Short task: Using the listing below, select the lines with the word "基本试验规程及测量方法" and copy them.

|---|

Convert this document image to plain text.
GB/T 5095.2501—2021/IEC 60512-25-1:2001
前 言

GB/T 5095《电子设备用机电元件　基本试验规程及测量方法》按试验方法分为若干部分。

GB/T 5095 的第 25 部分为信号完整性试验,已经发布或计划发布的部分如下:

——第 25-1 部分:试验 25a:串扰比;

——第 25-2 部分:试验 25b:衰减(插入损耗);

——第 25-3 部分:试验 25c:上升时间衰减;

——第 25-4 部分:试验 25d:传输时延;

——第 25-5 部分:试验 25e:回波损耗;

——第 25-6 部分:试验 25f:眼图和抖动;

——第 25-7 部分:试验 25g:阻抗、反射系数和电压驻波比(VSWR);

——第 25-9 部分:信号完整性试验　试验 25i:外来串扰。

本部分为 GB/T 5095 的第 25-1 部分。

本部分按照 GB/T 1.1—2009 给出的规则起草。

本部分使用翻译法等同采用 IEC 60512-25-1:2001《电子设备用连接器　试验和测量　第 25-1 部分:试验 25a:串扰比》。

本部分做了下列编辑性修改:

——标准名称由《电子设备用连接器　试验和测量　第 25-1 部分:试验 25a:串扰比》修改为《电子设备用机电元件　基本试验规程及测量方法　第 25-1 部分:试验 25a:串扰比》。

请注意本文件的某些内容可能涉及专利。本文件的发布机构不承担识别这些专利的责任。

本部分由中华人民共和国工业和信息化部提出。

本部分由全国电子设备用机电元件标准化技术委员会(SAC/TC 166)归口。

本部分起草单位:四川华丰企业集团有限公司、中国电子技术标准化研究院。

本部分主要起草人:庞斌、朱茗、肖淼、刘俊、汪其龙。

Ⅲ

|---|

Reply to the exercise:
GB/T 5095《电子设备用机电元件　基本试验规程及测量方法》按试验方法分为若干部分。
——标准名称由《电子设备用连接器　试验和测量　第 25-1 部分:试验 25a:串扰比》修改为《电子设备用机电元件　基本试验规程及测量方法　第 25-1 部分:试验 25a:串扰比》。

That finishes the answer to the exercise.